**WRITTEN PROBLEM**
Look through the records that follow. Copy every line containing the word "Without".
— Begin GIVEN ENTRIES —
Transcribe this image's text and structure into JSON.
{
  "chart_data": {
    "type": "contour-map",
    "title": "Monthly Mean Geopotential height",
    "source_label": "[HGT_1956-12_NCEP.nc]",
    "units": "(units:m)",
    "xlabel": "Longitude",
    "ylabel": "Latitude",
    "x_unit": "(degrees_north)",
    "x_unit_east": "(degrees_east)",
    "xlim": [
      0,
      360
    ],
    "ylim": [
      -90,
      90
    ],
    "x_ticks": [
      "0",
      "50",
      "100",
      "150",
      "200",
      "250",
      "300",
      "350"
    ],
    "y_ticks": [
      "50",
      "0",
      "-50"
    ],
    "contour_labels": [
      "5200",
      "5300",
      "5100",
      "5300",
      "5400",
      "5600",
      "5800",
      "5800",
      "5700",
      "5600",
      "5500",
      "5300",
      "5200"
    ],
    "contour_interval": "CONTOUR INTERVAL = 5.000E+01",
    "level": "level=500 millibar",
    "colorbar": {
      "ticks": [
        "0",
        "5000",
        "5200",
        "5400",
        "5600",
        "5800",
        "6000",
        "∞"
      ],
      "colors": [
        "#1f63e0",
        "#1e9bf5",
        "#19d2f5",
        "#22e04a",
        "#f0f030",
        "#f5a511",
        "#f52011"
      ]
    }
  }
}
— End GIVEN ENTRIES —
— Begin GIVEN ENTRIES —
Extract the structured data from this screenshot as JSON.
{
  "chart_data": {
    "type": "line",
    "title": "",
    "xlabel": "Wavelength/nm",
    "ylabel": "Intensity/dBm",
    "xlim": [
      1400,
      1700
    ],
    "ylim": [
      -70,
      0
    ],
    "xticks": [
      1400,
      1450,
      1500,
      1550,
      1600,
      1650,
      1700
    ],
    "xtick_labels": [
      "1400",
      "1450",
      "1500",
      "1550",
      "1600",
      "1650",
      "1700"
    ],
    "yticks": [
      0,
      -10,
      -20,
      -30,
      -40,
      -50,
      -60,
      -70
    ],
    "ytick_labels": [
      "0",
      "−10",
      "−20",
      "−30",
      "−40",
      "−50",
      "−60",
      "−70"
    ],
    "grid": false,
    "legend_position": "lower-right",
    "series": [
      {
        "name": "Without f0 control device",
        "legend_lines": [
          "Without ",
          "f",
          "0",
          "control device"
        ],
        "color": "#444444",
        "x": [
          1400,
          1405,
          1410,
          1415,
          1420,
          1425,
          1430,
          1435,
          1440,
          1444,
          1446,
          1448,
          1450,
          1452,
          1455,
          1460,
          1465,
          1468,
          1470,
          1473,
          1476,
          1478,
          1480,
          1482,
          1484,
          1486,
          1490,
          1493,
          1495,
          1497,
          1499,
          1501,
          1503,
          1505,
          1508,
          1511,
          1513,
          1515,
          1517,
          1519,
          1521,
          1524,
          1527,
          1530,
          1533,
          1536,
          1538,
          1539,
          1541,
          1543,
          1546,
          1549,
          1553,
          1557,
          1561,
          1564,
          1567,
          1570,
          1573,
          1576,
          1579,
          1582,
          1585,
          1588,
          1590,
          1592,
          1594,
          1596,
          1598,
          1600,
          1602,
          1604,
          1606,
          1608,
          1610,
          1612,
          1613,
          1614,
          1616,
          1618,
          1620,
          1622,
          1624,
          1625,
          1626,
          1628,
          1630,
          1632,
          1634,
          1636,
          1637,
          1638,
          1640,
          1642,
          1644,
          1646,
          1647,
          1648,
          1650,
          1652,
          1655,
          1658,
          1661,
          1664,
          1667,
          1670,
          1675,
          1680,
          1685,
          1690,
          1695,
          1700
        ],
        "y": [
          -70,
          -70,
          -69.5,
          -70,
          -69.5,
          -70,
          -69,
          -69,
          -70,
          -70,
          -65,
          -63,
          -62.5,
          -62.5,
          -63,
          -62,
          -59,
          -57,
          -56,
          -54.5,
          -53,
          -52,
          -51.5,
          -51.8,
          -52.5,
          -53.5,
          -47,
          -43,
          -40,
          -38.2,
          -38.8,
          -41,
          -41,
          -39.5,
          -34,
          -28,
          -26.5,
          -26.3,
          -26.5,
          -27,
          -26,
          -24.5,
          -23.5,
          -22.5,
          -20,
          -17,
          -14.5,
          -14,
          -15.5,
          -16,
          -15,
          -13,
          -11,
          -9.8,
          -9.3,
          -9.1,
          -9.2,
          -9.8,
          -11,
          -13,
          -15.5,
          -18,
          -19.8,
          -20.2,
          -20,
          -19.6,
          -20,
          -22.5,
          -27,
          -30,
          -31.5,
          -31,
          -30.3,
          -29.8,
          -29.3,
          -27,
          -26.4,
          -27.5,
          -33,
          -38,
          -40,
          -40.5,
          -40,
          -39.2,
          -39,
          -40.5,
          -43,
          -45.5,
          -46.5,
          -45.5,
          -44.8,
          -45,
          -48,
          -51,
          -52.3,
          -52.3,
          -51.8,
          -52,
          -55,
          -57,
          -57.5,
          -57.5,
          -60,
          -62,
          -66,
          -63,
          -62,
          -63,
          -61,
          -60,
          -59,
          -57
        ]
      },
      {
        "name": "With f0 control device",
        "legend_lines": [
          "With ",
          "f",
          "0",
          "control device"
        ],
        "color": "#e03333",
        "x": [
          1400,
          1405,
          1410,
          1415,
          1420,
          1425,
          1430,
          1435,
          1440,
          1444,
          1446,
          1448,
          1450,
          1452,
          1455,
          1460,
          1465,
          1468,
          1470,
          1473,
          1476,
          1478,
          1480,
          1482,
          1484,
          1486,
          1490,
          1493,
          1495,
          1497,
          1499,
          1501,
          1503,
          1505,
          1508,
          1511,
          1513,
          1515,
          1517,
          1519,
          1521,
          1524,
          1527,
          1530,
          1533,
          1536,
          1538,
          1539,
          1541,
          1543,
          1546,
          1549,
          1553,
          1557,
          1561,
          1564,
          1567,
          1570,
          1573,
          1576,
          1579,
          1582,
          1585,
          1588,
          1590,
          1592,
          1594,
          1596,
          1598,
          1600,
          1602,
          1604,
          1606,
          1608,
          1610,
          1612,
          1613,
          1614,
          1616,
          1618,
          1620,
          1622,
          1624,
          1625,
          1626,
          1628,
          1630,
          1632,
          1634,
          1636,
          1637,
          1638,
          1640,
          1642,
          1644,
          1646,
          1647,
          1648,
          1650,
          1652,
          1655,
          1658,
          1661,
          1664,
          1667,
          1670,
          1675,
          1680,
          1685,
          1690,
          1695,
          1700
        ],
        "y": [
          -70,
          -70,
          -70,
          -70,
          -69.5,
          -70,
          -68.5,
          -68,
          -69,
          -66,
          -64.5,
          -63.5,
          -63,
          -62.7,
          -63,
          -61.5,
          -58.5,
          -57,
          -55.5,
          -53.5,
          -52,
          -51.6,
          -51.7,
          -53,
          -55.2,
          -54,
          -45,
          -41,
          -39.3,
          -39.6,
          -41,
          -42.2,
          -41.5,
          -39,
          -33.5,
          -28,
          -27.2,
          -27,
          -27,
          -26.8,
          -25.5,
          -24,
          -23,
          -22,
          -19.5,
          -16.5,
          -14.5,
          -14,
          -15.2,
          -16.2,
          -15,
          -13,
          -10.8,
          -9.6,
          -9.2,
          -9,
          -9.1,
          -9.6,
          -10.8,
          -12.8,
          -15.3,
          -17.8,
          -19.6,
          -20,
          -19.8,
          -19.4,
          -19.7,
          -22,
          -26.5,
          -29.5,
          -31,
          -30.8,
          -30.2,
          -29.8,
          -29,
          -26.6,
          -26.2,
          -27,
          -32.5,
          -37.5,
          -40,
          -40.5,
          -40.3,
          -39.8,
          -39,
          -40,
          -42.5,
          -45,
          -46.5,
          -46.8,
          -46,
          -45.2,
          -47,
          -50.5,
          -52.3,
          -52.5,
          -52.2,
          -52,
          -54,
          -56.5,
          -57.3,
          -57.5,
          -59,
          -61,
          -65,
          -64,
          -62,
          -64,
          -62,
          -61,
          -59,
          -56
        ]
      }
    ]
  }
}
— End GIVEN ENTRIES —
**FINAL ANSWER**
        "name": "Without f0 control device",
          "Without ",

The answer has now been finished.